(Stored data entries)
>> start

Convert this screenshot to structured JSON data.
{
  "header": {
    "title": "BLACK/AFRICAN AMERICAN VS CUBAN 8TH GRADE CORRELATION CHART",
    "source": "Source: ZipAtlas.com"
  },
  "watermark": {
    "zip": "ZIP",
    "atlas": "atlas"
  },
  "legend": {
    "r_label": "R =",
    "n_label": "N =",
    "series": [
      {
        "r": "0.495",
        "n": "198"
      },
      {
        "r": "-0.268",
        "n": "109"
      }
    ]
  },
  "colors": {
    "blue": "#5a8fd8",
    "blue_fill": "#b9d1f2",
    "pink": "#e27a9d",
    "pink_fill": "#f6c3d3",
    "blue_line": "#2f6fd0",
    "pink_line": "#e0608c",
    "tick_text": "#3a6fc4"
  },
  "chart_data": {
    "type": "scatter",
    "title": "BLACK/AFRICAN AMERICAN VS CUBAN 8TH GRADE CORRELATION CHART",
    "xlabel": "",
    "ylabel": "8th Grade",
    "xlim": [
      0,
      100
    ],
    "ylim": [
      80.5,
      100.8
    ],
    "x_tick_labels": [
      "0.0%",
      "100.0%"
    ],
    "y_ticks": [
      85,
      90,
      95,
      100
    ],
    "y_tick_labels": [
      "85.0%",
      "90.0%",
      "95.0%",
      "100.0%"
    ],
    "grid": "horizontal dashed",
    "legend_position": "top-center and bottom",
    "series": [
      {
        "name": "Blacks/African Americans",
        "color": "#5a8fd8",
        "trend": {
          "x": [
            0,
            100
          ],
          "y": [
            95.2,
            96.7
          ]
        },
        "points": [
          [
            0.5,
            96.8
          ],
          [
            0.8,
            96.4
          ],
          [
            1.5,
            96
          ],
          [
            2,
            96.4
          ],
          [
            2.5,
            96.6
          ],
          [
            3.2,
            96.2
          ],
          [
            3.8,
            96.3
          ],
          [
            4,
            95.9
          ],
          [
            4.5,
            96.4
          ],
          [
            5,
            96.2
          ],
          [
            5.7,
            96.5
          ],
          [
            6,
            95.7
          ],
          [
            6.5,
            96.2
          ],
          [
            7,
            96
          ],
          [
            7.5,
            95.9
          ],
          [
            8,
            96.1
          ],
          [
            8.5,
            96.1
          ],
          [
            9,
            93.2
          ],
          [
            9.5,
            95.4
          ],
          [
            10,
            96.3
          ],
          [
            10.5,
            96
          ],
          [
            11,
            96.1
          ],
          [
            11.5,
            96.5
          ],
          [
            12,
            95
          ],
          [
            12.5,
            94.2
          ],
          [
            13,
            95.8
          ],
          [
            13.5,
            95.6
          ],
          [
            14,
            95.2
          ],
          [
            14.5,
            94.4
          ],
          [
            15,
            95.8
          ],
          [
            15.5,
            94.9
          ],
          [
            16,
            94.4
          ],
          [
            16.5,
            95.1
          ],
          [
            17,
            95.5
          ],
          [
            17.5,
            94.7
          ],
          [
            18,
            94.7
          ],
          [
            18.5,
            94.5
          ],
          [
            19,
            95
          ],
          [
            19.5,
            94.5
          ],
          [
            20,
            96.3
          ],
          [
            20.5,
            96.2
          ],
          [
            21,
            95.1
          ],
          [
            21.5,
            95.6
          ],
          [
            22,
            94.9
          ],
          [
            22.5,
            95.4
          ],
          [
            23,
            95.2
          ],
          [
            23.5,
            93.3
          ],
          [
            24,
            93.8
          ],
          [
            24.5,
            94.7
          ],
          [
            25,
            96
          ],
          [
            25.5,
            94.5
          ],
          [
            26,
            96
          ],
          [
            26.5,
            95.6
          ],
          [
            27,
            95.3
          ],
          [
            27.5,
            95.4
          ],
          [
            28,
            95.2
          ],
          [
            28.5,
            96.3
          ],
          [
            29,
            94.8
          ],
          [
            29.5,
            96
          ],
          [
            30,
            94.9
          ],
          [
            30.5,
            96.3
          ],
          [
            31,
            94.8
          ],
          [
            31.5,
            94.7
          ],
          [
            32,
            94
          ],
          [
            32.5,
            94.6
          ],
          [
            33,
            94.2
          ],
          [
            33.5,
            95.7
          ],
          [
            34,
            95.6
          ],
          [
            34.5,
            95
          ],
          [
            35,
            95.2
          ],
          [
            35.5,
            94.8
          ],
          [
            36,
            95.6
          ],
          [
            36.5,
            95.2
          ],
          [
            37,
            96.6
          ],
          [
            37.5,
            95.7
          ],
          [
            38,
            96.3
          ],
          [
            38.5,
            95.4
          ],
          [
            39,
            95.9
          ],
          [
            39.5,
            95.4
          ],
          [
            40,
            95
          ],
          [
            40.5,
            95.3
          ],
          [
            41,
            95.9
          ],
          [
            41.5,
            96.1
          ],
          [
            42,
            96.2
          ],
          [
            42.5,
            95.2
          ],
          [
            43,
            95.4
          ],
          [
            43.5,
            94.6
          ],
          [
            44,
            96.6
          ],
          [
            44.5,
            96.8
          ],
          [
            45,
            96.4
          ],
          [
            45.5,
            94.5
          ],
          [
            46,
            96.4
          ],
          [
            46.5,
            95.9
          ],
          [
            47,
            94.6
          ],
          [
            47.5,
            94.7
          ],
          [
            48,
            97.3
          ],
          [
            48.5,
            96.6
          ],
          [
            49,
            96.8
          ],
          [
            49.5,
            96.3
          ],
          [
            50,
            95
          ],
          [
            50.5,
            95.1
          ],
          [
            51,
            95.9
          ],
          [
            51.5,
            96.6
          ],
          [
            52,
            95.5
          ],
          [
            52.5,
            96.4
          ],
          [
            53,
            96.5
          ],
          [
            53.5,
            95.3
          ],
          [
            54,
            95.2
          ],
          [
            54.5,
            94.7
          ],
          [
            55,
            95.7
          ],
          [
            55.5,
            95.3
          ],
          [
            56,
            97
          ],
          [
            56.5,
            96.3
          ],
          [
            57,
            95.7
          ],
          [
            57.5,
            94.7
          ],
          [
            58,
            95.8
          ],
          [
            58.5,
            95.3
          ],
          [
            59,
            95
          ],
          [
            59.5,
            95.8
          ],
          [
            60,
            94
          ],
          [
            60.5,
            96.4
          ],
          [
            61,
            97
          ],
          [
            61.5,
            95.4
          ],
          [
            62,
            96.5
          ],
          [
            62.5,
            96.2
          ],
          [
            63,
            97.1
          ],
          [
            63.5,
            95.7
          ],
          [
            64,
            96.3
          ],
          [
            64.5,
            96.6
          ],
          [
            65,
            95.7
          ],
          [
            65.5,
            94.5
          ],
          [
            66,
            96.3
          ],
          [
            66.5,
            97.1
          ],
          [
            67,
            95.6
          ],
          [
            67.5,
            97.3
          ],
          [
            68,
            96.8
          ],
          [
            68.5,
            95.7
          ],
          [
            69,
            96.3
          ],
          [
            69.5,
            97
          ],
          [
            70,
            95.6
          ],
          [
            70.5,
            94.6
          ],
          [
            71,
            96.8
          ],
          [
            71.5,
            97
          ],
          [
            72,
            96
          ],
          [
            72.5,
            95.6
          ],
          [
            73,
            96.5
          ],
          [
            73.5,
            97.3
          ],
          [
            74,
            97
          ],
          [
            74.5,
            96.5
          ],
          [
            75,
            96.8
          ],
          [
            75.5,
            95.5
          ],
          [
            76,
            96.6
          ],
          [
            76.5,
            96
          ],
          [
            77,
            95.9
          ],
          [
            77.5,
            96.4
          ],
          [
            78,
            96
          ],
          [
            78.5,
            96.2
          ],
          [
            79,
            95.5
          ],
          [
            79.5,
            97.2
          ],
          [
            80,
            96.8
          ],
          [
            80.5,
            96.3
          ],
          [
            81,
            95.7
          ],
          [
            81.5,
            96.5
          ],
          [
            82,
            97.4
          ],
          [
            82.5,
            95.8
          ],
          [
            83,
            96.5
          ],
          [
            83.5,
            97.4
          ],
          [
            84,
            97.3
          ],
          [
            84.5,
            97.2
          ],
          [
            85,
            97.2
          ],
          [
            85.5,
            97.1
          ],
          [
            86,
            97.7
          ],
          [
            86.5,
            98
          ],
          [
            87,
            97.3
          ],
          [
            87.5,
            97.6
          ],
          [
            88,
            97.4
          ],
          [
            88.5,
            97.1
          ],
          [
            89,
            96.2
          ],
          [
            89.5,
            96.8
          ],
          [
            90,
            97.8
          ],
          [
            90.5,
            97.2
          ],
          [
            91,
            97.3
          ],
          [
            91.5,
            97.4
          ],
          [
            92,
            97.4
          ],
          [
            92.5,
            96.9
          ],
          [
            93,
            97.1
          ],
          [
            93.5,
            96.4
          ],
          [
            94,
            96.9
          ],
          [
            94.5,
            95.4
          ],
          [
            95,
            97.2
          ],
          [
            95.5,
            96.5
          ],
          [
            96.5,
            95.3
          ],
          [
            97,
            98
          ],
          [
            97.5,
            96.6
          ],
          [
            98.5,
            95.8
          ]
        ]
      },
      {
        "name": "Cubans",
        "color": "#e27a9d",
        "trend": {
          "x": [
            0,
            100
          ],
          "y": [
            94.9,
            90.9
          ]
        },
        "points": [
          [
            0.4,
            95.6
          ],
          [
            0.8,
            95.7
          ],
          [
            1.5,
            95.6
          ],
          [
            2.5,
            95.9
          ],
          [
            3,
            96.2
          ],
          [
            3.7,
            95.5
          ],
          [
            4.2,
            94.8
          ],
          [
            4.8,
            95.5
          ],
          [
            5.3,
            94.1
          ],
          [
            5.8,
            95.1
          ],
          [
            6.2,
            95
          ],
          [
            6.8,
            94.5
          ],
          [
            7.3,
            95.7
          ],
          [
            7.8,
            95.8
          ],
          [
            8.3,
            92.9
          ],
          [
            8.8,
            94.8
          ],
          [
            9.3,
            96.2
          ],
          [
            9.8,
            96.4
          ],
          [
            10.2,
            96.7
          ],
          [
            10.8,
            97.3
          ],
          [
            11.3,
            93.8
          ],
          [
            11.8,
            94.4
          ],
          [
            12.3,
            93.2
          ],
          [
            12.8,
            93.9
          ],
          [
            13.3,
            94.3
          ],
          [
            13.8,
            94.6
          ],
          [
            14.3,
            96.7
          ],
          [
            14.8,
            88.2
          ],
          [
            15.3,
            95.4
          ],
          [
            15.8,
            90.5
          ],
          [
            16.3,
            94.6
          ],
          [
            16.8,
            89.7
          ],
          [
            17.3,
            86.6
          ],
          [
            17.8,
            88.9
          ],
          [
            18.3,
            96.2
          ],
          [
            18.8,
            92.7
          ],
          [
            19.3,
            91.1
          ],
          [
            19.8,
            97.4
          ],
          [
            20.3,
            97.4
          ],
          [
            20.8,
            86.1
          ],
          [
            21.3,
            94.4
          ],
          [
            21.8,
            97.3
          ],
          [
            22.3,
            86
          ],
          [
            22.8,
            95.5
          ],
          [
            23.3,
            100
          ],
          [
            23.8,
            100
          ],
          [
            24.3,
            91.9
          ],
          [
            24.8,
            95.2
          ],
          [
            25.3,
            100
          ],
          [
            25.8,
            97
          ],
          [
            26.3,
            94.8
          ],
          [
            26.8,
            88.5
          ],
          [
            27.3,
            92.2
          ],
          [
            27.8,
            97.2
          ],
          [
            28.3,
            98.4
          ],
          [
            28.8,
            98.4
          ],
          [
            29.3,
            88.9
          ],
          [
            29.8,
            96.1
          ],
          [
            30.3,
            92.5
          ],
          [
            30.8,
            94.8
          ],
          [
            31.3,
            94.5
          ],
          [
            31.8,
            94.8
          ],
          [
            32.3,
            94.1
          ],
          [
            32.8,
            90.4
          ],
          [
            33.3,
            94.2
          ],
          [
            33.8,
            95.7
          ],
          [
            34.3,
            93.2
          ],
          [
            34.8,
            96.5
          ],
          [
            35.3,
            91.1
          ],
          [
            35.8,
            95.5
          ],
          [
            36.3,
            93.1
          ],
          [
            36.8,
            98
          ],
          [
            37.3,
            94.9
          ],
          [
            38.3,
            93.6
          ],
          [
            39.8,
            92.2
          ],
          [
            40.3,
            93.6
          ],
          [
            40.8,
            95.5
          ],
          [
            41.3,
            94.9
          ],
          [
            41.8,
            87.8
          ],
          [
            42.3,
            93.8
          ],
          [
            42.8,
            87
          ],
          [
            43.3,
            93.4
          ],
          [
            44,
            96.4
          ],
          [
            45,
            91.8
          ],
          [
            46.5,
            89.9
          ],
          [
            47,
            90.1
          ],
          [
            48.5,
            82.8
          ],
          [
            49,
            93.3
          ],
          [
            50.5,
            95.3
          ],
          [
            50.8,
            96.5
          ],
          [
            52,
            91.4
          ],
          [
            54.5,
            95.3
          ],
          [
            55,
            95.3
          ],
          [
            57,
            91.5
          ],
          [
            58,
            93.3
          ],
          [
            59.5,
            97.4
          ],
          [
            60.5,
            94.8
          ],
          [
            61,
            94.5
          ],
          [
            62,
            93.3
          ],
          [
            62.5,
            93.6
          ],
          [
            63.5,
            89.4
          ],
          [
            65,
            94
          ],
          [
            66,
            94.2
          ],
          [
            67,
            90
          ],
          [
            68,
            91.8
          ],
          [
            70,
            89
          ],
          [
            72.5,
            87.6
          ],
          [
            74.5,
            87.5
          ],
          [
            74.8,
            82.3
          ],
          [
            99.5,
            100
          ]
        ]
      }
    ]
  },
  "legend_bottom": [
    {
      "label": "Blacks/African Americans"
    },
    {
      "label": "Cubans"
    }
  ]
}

>> end

[AIM OF THE TASK]:
Extract each line holding the string "name".

[RESULT FOR THIS TASK]:
        "name": "Blacks/African Americans",
        "name": "Cubans",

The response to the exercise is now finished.